DIRECTIONS FOR THIS TASK
Pull out from the material below all lines with "Herz".

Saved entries
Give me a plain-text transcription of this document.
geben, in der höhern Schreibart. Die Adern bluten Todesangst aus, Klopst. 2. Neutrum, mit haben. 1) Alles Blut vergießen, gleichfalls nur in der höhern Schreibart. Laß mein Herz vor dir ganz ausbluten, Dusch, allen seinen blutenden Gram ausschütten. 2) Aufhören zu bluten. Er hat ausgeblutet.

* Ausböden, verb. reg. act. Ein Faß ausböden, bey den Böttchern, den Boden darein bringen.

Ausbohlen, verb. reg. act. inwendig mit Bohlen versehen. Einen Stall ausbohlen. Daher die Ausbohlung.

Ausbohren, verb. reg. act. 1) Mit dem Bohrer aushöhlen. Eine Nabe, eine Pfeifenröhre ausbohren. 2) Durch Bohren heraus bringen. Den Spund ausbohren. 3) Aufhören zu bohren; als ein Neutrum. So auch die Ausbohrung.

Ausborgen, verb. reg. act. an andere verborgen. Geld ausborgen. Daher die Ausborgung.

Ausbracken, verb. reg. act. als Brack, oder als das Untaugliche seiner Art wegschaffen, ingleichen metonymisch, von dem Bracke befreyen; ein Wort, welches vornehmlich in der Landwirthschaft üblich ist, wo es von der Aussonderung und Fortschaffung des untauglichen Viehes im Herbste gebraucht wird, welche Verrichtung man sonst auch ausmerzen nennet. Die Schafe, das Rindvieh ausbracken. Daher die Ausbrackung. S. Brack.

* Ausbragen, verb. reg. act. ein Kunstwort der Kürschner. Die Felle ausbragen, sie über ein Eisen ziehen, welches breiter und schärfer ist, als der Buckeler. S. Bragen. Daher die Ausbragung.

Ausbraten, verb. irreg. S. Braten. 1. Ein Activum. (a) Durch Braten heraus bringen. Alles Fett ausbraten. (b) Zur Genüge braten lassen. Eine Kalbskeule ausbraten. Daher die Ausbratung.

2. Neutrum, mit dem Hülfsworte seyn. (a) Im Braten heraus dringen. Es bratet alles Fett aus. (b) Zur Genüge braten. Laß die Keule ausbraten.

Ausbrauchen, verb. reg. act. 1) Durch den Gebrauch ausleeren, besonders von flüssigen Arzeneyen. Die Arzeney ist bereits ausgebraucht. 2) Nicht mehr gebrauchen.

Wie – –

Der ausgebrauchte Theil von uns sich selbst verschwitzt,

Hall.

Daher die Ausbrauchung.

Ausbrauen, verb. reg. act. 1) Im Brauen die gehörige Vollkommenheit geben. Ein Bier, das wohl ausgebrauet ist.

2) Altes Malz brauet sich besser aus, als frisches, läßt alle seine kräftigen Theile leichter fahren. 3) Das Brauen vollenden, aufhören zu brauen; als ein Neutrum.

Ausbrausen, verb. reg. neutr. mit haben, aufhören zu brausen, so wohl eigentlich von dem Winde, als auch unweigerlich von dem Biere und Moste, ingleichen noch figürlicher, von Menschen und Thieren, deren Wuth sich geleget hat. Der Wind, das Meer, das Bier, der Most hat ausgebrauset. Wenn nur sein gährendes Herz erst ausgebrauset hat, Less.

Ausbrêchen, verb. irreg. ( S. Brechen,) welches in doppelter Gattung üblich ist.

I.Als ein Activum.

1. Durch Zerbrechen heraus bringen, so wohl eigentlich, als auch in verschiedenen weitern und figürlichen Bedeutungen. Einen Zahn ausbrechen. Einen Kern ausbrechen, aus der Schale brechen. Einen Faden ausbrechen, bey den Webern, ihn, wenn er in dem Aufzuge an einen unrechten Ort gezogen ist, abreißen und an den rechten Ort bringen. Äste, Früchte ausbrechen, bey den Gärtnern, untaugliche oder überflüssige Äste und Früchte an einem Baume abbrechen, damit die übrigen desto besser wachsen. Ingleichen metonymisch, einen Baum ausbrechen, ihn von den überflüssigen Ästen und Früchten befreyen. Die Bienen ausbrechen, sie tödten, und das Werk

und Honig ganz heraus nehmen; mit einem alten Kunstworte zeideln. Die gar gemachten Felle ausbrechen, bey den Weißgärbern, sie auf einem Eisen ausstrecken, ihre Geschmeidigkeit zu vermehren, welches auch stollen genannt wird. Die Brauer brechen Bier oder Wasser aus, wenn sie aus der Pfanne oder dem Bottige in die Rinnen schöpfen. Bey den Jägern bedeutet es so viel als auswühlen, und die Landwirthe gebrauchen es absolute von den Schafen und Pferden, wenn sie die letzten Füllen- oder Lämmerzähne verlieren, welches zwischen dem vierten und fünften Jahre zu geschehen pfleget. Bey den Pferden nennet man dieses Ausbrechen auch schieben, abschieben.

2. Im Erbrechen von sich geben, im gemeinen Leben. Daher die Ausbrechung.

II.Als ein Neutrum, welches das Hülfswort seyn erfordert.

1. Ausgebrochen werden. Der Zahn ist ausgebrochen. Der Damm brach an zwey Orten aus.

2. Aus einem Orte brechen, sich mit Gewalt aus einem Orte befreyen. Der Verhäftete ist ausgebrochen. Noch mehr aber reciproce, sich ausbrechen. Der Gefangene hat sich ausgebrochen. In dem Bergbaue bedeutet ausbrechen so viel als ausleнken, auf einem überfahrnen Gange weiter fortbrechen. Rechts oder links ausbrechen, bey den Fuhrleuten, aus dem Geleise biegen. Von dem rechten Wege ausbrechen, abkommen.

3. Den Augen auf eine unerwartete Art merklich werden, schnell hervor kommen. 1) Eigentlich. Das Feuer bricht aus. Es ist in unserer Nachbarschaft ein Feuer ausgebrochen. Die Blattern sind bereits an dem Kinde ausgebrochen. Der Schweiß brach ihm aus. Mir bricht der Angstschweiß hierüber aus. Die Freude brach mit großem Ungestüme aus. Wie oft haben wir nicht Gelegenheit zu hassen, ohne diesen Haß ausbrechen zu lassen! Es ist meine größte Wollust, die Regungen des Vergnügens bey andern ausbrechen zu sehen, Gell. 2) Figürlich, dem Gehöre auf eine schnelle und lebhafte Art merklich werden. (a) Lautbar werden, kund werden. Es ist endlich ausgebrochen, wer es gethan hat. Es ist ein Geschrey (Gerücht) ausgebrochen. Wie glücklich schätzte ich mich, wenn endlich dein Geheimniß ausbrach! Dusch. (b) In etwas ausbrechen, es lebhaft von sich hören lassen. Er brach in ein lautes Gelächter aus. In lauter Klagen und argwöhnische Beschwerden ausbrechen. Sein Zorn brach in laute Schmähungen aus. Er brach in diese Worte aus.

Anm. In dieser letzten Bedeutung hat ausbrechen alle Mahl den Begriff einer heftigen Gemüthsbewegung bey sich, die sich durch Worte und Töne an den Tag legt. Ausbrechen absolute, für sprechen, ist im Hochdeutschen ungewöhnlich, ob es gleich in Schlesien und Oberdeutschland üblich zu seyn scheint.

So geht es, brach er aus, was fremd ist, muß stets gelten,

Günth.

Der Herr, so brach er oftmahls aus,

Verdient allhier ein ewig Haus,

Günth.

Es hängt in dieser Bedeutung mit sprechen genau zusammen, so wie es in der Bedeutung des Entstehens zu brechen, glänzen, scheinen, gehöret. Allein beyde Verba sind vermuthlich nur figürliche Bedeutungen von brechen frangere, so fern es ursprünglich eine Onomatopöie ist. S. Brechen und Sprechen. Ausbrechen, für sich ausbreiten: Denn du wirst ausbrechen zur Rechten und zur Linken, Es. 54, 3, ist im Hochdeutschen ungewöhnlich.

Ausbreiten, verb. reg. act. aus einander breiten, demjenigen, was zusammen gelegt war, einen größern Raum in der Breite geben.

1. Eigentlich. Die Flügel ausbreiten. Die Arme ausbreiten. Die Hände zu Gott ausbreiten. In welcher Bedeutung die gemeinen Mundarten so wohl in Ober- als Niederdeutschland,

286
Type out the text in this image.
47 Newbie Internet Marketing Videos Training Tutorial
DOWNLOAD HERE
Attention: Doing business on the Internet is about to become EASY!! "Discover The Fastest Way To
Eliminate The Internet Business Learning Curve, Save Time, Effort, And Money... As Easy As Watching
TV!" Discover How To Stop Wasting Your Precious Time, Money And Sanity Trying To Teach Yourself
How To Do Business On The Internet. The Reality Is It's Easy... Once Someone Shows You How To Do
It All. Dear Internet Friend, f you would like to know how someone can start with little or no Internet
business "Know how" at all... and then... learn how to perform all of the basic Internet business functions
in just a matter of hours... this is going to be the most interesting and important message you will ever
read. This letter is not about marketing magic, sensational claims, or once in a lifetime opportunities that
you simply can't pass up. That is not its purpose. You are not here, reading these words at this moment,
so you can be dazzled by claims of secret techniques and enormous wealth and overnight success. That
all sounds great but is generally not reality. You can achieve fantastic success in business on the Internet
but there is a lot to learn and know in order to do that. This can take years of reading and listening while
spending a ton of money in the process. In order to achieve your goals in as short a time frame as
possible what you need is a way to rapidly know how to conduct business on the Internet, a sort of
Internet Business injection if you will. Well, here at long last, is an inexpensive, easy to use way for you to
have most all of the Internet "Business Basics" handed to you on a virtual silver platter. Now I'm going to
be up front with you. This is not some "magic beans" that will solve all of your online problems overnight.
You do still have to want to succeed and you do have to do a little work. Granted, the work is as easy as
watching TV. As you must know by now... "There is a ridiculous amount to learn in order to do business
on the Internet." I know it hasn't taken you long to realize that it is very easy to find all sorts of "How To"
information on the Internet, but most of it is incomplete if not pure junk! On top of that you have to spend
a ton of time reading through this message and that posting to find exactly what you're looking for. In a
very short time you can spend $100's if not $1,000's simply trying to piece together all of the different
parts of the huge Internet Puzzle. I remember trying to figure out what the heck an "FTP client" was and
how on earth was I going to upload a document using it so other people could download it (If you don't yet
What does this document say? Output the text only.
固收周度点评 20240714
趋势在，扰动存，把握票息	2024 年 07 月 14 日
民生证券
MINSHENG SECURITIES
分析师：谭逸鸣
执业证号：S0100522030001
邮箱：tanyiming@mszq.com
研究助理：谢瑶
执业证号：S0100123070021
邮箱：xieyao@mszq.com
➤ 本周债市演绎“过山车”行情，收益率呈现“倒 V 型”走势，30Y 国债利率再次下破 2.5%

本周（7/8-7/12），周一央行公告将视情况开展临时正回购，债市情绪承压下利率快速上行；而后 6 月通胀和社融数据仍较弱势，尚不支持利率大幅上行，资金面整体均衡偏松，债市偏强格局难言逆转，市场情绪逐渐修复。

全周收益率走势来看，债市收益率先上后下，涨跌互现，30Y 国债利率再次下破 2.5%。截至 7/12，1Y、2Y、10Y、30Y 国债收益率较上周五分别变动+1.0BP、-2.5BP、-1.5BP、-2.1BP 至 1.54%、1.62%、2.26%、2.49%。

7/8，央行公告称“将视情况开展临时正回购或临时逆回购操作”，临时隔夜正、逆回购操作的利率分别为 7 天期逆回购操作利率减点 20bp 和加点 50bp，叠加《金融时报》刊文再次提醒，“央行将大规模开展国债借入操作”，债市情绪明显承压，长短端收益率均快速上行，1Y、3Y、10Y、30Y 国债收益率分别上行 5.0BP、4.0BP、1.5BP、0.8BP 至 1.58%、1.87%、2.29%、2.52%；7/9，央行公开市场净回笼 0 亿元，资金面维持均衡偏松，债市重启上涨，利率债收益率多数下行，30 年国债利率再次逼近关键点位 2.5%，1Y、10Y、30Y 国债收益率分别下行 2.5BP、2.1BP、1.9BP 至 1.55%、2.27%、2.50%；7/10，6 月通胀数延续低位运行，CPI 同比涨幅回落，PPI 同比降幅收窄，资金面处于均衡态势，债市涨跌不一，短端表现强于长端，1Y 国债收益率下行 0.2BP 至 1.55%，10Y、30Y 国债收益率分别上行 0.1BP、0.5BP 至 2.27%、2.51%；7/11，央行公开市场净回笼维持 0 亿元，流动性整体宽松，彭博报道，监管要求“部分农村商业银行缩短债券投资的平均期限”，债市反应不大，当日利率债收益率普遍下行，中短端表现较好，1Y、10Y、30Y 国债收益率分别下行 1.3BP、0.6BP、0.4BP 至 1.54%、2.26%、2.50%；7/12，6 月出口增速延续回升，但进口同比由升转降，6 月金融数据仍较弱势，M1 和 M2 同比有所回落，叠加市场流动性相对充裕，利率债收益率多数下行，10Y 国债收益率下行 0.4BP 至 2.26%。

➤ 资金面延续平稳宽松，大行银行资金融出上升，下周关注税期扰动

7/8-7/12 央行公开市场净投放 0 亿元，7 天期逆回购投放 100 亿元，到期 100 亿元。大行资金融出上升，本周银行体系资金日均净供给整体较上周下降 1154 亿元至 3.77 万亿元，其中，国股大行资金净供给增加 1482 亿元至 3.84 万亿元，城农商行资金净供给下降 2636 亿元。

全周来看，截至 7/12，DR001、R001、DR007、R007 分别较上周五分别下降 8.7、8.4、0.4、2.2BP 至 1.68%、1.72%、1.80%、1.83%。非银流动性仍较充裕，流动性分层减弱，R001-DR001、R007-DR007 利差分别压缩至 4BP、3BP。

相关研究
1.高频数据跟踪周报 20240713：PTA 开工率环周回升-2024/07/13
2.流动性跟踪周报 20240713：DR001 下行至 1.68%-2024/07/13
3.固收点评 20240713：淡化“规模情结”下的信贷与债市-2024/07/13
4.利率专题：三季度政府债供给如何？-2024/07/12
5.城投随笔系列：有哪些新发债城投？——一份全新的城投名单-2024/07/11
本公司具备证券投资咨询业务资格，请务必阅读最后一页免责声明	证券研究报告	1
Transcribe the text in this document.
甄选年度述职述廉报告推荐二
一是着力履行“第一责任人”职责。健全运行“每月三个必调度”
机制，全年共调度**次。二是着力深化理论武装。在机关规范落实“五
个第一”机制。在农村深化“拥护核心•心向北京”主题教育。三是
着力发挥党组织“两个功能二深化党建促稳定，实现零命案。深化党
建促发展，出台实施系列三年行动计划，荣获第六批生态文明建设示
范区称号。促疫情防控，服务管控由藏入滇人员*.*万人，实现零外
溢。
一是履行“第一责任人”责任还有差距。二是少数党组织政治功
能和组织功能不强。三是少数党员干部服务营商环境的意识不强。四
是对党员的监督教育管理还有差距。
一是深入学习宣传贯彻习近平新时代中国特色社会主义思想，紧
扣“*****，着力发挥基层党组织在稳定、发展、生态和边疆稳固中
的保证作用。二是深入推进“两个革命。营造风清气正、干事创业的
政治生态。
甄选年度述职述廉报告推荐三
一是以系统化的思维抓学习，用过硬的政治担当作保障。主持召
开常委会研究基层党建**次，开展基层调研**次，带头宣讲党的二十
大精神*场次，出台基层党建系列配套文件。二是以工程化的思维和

TASK RESPONSE
geben, in der höhern Schreibart. Die Adern bluten Todesangst aus, Klopst. 2. Neutrum, mit haben. 1) Alles Blut vergießen, gleichfalls nur in der höhern Schreibart. Laß mein Herz vor dir ganz ausbluten, Dusch, allen seinen blutenden Gram ausschütten. 2) Aufhören zu bluten. Er hat ausgeblutet.
Ausbrausen, verb. reg. neutr. mit haben, aufhören zu brausen, so wohl eigentlich von dem Winde, als auch unweigerlich von dem Biere und Moste, ingleichen noch figürlicher, von Menschen und Thieren, deren Wuth sich geleget hat. Der Wind, das Meer, das Bier, der Most hat ausgebrauset. Wenn nur sein gährendes Herz erst ausgebrauset hat, Less.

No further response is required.